#### DATASET ROWS
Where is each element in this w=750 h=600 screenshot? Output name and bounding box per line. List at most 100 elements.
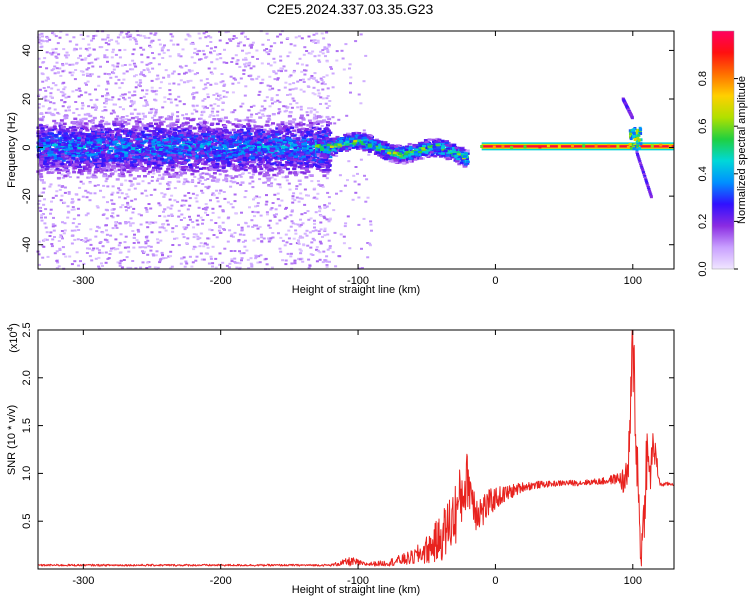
- spectrogram-cell: [297, 257, 300, 260]
- spectrogram-cell: [215, 196, 219, 199]
- spectrogram-cell: [117, 244, 121, 247]
- spectrogram-cell: [264, 123, 269, 127]
- spectrogram-cell: [146, 56, 150, 59]
- spectrogram-cell: [85, 143, 90, 146]
- spectrogram-cell: [214, 257, 218, 260]
- spectrogram-cell: [128, 38, 132, 41]
- spectrogram-cell: [179, 219, 183, 221]
- spectrogram-cell: [149, 221, 153, 224]
- spectrogram-cell: [183, 178, 188, 181]
- spectrogram-cell: [188, 197, 192, 200]
- spectrogram-cell: [207, 262, 211, 265]
- spectrogram-cell: [348, 247, 352, 250]
- spectrogram-cell: [77, 95, 81, 98]
- spectrogram-cell: [265, 48, 269, 50]
- spectrogram-cell: [301, 123, 306, 126]
- spectrogram-cell: [136, 228, 140, 231]
- spectrogram-cell: [320, 79, 324, 82]
- spectrogram-cell: [148, 222, 152, 225]
- spectrogram-cell: [307, 107, 311, 110]
- spectrogram-cell: [139, 266, 143, 269]
- spectrogram-cell: [114, 238, 118, 241]
- spectrogram-cell: [158, 182, 162, 185]
- spectrogram-cell: [192, 248, 196, 251]
- spectrogram-cell: [229, 129, 233, 132]
- spectrogram-cell: [79, 180, 83, 183]
- spectrogram-cell: [362, 217, 366, 220]
- spectrogram-cell: [211, 72, 214, 75]
- spectrogram-cell: [85, 72, 89, 75]
- spectrogram-cell: [305, 229, 309, 232]
- spectrogram-cell: [119, 163, 124, 166]
- spectrogram-cell: [89, 243, 93, 246]
- spectrogram-cell: [110, 138, 115, 141]
- spectrogram-cell: [191, 192, 195, 195]
- spectrogram-cell: [165, 161, 170, 164]
- spectrogram-cell: [314, 126, 319, 129]
- spectrogram-cell: [279, 131, 283, 135]
- spectrogram-cell: [87, 169, 92, 172]
- spectrogram-cell: [199, 138, 203, 141]
- spectrogram-cell: [227, 131, 232, 134]
- spectrogram-cell: [88, 47, 92, 50]
- spectrogram-cell: [278, 171, 281, 174]
- spectrogram-cell: [260, 62, 264, 65]
- spectrogram-cell: [144, 137, 149, 140]
- spectrogram-cell: [78, 169, 82, 172]
- spectrogram-cell: [264, 181, 268, 184]
- spectrogram-cell: [106, 80, 110, 83]
- spectrogram-cell: [39, 42, 43, 45]
- spectrogram-cell: [303, 232, 307, 235]
- spectrogram-cell: [232, 35, 236, 38]
- spectrogram-cell: [80, 107, 84, 110]
- spectrogram-cell: [116, 261, 120, 264]
- spectrogram-cell: [182, 135, 187, 139]
- spectrogram-cell: [177, 95, 181, 98]
- spectrogram-cell: [290, 106, 294, 109]
- spectrogram-cell: [67, 158, 71, 161]
- spectrogram-cell: [303, 152, 308, 155]
- spectrogram-cell: [55, 250, 59, 253]
- spectrogram-cell: [278, 110, 282, 113]
- spectrogram-cell: [63, 201, 67, 204]
- spectrogram-cell: [224, 174, 229, 177]
- spectrogram-cell: [55, 167, 60, 171]
- spectrogram-cell: [279, 155, 284, 158]
- spectrogram-cell: [119, 94, 123, 97]
- spectrogram-cell: [182, 236, 186, 239]
- spectrogram-cell: [98, 120, 103, 124]
- spectrogram-cell: [50, 243, 54, 245]
- spectrogram-cell: [263, 99, 267, 102]
- spectrogram-cell: [152, 131, 157, 135]
- spectrogram-cell: [177, 215, 181, 218]
- spectrogram-cell: [130, 133, 134, 137]
- spectrogram-cell: [311, 40, 315, 43]
- spectrogram-cell: [265, 51, 269, 54]
- spectrogram-cell: [243, 245, 247, 248]
- spectrogram-cell: [100, 262, 103, 265]
- spectrogram-cell: [261, 131, 266, 134]
- spectrogram-cell: [231, 163, 236, 166]
- spectrogram-cell: [299, 108, 303, 111]
- spectrogram-cell: [110, 167, 114, 170]
- spectrogram-cell: [235, 60, 239, 63]
- spectrogram-cell: [77, 114, 81, 117]
- spectrogram-cell: [245, 52, 249, 55]
- spectrogram-cell: [312, 33, 316, 36]
- spectrogram-cell: [40, 45, 44, 48]
- spectrogram-cell: [52, 102, 56, 105]
- spectrogram-cell: [135, 125, 140, 128]
- spectrogram-cell: [237, 81, 241, 84]
- spectrogram-cell: [185, 262, 189, 265]
- spectrogram-cell: [157, 38, 161, 41]
- spectrogram-cell: [131, 68, 135, 71]
- spectrogram-cell: [135, 81, 139, 84]
- spectrogram-cell: [103, 56, 107, 59]
- spectrogram-heatmap: [36, 30, 674, 270]
- spectrogram-cell: [332, 209, 336, 212]
- spectrogram-cell: [298, 135, 302, 138]
- spectrogram-cell: [265, 32, 269, 35]
- spectrogram-cell: [180, 204, 184, 207]
- spectrogram-cell: [80, 165, 84, 168]
- spectrogram-cell: [55, 267, 59, 270]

#### TASK GOAL
Give the stretch of the material from the line containing "- spectrogram-cell: [297, 257, 300, 260]" through the line containing "- spectrogram-cell: [67, 158, 71, 161]" again, renaming "spectrogram-cell" to "spectrogram-tile" throughout and changing nothing else.

#### FINAL RESULT
- spectrogram-tile: [297, 257, 300, 260]
- spectrogram-tile: [215, 196, 219, 199]
- spectrogram-tile: [117, 244, 121, 247]
- spectrogram-tile: [264, 123, 269, 127]
- spectrogram-tile: [146, 56, 150, 59]
- spectrogram-tile: [85, 143, 90, 146]
- spectrogram-tile: [214, 257, 218, 260]
- spectrogram-tile: [128, 38, 132, 41]
- spectrogram-tile: [179, 219, 183, 221]
- spectrogram-tile: [149, 221, 153, 224]
- spectrogram-tile: [183, 178, 188, 181]
- spectrogram-tile: [188, 197, 192, 200]
- spectrogram-tile: [207, 262, 211, 265]
- spectrogram-tile: [348, 247, 352, 250]
- spectrogram-tile: [77, 95, 81, 98]
- spectrogram-tile: [265, 48, 269, 50]
- spectrogram-tile: [301, 123, 306, 126]
- spectrogram-tile: [136, 228, 140, 231]
- spectrogram-tile: [320, 79, 324, 82]
- spectrogram-tile: [148, 222, 152, 225]
- spectrogram-tile: [307, 107, 311, 110]
- spectrogram-tile: [139, 266, 143, 269]
- spectrogram-tile: [114, 238, 118, 241]
- spectrogram-tile: [158, 182, 162, 185]
- spectrogram-tile: [192, 248, 196, 251]
- spectrogram-tile: [229, 129, 233, 132]
- spectrogram-tile: [79, 180, 83, 183]
- spectrogram-tile: [362, 217, 366, 220]
- spectrogram-tile: [211, 72, 214, 75]
- spectrogram-tile: [85, 72, 89, 75]
- spectrogram-tile: [305, 229, 309, 232]
- spectrogram-tile: [119, 163, 124, 166]
- spectrogram-tile: [89, 243, 93, 246]
- spectrogram-tile: [110, 138, 115, 141]
- spectrogram-tile: [191, 192, 195, 195]
- spectrogram-tile: [165, 161, 170, 164]
- spectrogram-tile: [314, 126, 319, 129]
- spectrogram-tile: [279, 131, 283, 135]
- spectrogram-tile: [87, 169, 92, 172]
- spectrogram-tile: [199, 138, 203, 141]
- spectrogram-tile: [227, 131, 232, 134]
- spectrogram-tile: [88, 47, 92, 50]
- spectrogram-tile: [278, 171, 281, 174]
- spectrogram-tile: [260, 62, 264, 65]
- spectrogram-tile: [144, 137, 149, 140]
- spectrogram-tile: [78, 169, 82, 172]
- spectrogram-tile: [264, 181, 268, 184]
- spectrogram-tile: [106, 80, 110, 83]
- spectrogram-tile: [39, 42, 43, 45]
- spectrogram-tile: [303, 232, 307, 235]
- spectrogram-tile: [232, 35, 236, 38]
- spectrogram-tile: [80, 107, 84, 110]
- spectrogram-tile: [116, 261, 120, 264]
- spectrogram-tile: [182, 135, 187, 139]
- spectrogram-tile: [177, 95, 181, 98]
- spectrogram-tile: [290, 106, 294, 109]
- spectrogram-tile: [67, 158, 71, 161]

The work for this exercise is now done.